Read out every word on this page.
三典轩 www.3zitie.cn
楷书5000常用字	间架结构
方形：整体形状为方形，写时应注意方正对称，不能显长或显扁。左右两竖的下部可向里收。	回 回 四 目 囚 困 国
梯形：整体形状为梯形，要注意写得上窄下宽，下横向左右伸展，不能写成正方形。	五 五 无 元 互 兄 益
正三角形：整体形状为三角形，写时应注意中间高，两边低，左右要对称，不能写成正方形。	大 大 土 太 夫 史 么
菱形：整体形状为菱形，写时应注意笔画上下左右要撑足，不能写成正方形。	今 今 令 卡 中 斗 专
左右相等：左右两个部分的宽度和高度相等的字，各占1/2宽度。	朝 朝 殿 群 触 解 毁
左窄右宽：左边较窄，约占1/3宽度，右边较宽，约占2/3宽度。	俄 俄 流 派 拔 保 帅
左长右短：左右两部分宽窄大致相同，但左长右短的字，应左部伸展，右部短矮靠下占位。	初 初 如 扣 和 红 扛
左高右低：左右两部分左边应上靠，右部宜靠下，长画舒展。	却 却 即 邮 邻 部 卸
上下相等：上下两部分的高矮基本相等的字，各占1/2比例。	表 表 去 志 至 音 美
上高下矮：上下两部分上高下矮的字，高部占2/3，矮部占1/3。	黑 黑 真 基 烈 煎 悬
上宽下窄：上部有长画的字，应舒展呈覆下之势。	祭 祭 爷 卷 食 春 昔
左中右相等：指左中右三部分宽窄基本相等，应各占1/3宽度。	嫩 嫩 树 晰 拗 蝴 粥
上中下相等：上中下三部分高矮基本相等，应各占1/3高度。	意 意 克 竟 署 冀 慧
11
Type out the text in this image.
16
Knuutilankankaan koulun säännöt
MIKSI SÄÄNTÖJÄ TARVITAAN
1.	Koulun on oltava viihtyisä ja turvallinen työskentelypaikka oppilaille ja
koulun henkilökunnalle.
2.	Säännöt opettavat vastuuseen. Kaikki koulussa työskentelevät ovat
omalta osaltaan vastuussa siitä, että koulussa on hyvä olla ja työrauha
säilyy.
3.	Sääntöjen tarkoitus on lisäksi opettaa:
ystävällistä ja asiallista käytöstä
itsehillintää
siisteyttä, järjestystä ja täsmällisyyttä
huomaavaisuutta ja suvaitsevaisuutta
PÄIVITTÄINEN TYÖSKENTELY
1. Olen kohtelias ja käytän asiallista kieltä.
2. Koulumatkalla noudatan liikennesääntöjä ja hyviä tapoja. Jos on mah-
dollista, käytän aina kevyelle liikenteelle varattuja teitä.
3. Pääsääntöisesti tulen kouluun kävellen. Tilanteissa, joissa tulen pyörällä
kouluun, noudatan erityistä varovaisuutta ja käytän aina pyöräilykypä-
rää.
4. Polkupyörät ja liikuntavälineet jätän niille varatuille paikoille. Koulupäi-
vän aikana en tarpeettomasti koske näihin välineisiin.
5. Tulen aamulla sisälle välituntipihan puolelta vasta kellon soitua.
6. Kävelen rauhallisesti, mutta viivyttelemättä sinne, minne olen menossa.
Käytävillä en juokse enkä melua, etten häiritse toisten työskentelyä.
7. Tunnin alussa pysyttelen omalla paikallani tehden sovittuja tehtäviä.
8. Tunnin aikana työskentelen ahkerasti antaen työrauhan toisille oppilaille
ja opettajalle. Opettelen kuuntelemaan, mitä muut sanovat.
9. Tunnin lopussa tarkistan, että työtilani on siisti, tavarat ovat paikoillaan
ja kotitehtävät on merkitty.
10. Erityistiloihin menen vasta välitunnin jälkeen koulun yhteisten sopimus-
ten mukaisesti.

========================================

WRITTEN PROBLEM
Report all lines of the data above that include the string "koulussa".

FINISHED ANSWER
2.	Säännöt opettavat vastuuseen. Kaikki koulussa työskentelevät ovat
omalta osaltaan vastuussa siitä, että koulussa on hyvä olla ja työrauha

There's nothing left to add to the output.